* WHAT YOU WILL DO *
Write out all of the entries exactly, please.

--- MATERIAL SUPPLIED ---

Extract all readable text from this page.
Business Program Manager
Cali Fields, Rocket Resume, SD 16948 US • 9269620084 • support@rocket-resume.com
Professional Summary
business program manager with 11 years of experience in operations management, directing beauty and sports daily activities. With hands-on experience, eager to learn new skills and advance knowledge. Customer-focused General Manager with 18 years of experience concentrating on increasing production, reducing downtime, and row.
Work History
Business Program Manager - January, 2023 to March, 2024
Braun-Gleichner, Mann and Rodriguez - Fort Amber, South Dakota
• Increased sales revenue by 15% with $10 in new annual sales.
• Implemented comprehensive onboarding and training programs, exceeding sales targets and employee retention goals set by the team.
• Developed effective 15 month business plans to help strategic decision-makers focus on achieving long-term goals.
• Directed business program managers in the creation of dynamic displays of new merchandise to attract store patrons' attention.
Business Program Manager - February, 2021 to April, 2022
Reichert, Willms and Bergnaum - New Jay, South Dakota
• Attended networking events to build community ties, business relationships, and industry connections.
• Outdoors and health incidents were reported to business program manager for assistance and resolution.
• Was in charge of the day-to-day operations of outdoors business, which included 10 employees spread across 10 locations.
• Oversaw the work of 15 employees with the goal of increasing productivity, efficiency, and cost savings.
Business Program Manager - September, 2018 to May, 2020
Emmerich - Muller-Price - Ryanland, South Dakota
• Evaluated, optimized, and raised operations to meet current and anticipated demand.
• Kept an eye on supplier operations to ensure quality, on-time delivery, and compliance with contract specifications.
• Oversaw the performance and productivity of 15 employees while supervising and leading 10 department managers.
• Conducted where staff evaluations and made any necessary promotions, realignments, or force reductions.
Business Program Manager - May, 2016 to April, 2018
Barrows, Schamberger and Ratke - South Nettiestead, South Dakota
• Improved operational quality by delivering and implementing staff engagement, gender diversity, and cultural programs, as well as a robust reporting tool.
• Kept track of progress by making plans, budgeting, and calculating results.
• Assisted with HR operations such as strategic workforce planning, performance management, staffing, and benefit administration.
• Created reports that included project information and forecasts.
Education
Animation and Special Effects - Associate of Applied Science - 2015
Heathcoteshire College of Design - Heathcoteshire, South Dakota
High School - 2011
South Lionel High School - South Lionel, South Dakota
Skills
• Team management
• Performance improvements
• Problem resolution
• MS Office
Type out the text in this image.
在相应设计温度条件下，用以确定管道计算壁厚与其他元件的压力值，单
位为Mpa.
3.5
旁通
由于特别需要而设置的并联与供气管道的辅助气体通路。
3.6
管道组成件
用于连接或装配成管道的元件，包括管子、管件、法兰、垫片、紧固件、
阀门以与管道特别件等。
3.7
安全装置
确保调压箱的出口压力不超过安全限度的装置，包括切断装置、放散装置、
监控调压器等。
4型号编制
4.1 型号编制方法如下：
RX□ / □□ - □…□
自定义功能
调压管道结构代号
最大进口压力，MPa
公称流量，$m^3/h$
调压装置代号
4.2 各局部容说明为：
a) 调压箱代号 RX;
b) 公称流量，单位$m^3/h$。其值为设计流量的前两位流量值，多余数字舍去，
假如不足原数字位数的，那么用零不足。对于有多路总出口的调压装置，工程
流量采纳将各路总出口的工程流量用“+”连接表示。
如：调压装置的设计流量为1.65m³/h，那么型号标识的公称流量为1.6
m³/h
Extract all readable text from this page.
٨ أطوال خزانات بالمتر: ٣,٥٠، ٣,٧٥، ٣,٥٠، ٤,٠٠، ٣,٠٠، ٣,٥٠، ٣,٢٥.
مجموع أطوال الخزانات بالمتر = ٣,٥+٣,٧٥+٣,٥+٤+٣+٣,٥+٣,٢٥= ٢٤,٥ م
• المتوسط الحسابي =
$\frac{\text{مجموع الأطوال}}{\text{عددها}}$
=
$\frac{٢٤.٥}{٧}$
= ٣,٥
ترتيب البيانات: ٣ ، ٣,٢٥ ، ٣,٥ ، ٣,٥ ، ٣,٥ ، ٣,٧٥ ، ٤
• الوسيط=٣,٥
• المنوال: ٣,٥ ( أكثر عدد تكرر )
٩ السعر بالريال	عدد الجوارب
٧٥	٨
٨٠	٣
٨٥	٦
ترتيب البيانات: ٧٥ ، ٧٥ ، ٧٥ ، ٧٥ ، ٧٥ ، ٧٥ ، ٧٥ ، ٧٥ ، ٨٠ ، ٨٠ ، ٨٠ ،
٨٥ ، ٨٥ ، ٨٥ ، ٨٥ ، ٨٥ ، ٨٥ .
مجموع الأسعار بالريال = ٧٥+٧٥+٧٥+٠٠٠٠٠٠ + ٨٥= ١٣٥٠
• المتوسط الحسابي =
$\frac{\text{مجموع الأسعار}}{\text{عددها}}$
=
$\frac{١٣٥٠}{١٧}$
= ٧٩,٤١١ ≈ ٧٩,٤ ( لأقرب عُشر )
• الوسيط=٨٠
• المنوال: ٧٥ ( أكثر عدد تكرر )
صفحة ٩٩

---

* PROBLEM SOLUTION *
Extract all readable text from this page.
Business Program Manager
Cali Fields, Rocket Resume, SD 16948 US • 9269620084 • support@rocket-resume.com
Professional Summary
business program manager with 11 years of experience in operations management, directing beauty and sports daily activities. With hands-on experience, eager to learn new skills and advance knowledge. Customer-focused General Manager with 18 years of experience concentrating on increasing production, reducing downtime, and row.
Work History
Business Program Manager - January, 2023 to March, 2024
Braun-Gleichner, Mann and Rodriguez - Fort Amber, South Dakota
• Increased sales revenue by 15% with $10 in new annual sales.
• Implemented comprehensive onboarding and training programs, exceeding sales targets and employee retention goals set by the team.
• Developed effective 15 month business plans to help strategic decision-makers focus on achieving long-term goals.
• Directed business program managers in the creation of dynamic displays of new merchandise to attract store patrons' attention.
Business Program Manager - February, 2021 to April, 2022
Reichert, Willms and Bergnaum - New Jay, South Dakota
• Attended networking events to build community ties, business relationships, and industry connections.
• Outdoors and health incidents were reported to business program manager for assistance and resolution.
• Was in charge of the day-to-day operations of outdoors business, which included 10 employees spread across 10 locations.
• Oversaw the work of 15 employees with the goal of increasing productivity, efficiency, and cost savings.
Business Program Manager - September, 2018 to May, 2020
Emmerich - Muller-Price - Ryanland, South Dakota
• Evaluated, optimized, and raised operations to meet current and anticipated demand.
• Kept an eye on supplier operations to ensure quality, on-time delivery, and compliance with contract specifications.
• Oversaw the performance and productivity of 15 employees while supervising and leading 10 department managers.
• Conducted where staff evaluations and made any necessary promotions, realignments, or force reductions.
Business Program Manager - May, 2016 to April, 2018
Barrows, Schamberger and Ratke - South Nettiestead, South Dakota
• Improved operational quality by delivering and implementing staff engagement, gender diversity, and cultural programs, as well as a robust reporting tool.
• Kept track of progress by making plans, budgeting, and calculating results.
• Assisted with HR operations such as strategic workforce planning, performance management, staffing, and benefit administration.
• Created reports that included project information and forecasts.
Education
Animation and Special Effects - Associate of Applied Science - 2015
Heathcoteshire College of Design - Heathcoteshire, South Dakota
High School - 2011
South Lionel High School - South Lionel, South Dakota
Skills
• Team management
• Performance improvements
• Problem resolution
• MS Office
Type out the text in this image.
在相应设计温度条件下，用以确定管道计算壁厚与其他元件的压力值，单
位为Mpa.
3.5
旁通
由于特别需要而设置的并联与供气管道的辅助气体通路。
3.6
管道组成件
用于连接或装配成管道的元件，包括管子、管件、法兰、垫片、紧固件、
阀门以与管道特别件等。
3.7
安全装置
确保调压箱的出口压力不超过安全限度的装置，包括切断装置、放散装置、
监控调压器等。
4型号编制
4.1 型号编制方法如下：
RX□ / □□ - □…□
自定义功能
调压管道结构代号
最大进口压力，MPa
公称流量，$m^3/h$
调压装置代号
4.2 各局部容说明为：
a) 调压箱代号 RX;
b) 公称流量，单位$m^3/h$。其值为设计流量的前两位流量值，多余数字舍去，
假如不足原数字位数的，那么用零不足。对于有多路总出口的调压装置，工程
流量采纳将各路总出口的工程流量用“+”连接表示。
如：调压装置的设计流量为1.65m³/h，那么型号标识的公称流量为1.6
m³/h
Extract all readable text from this page.
٨ أطوال خزانات بالمتر: ٣,٥٠، ٣,٧٥، ٣,٥٠، ٤,٠٠، ٣,٠٠، ٣,٥٠، ٣,٢٥.
مجموع أطوال الخزانات بالمتر = ٣,٥+٣,٧٥+٣,٥+٤+٣+٣,٥+٣,٢٥= ٢٤,٥ م
• المتوسط الحسابي =
$\frac{\text{مجموع الأطوال}}{\text{عددها}}$
=
$\frac{٢٤.٥}{٧}$
= ٣,٥
ترتيب البيانات: ٣ ، ٣,٢٥ ، ٣,٥ ، ٣,٥ ، ٣,٥ ، ٣,٧٥ ، ٤
• الوسيط=٣,٥
• المنوال: ٣,٥ ( أكثر عدد تكرر )
٩ السعر بالريال	عدد الجوارب
٧٥	٨
٨٠	٣
٨٥	٦
ترتيب البيانات: ٧٥ ، ٧٥ ، ٧٥ ، ٧٥ ، ٧٥ ، ٧٥ ، ٧٥ ، ٧٥ ، ٨٠ ، ٨٠ ، ٨٠ ،
٨٥ ، ٨٥ ، ٨٥ ، ٨٥ ، ٨٥ ، ٨٥ .
مجموع الأسعار بالريال = ٧٥+٧٥+٧٥+٠٠٠٠٠٠ + ٨٥= ١٣٥٠
• المتوسط الحسابي =
$\frac{\text{مجموع الأسعار}}{\text{عددها}}$
=
$\frac{١٣٥٠}{١٧}$
= ٧٩,٤١١ ≈ ٧٩,٤ ( لأقرب عُشر )
• الوسيط=٨٠
• المنوال: ٧٥ ( أكثر عدد تكرر )
صفحة ٩٩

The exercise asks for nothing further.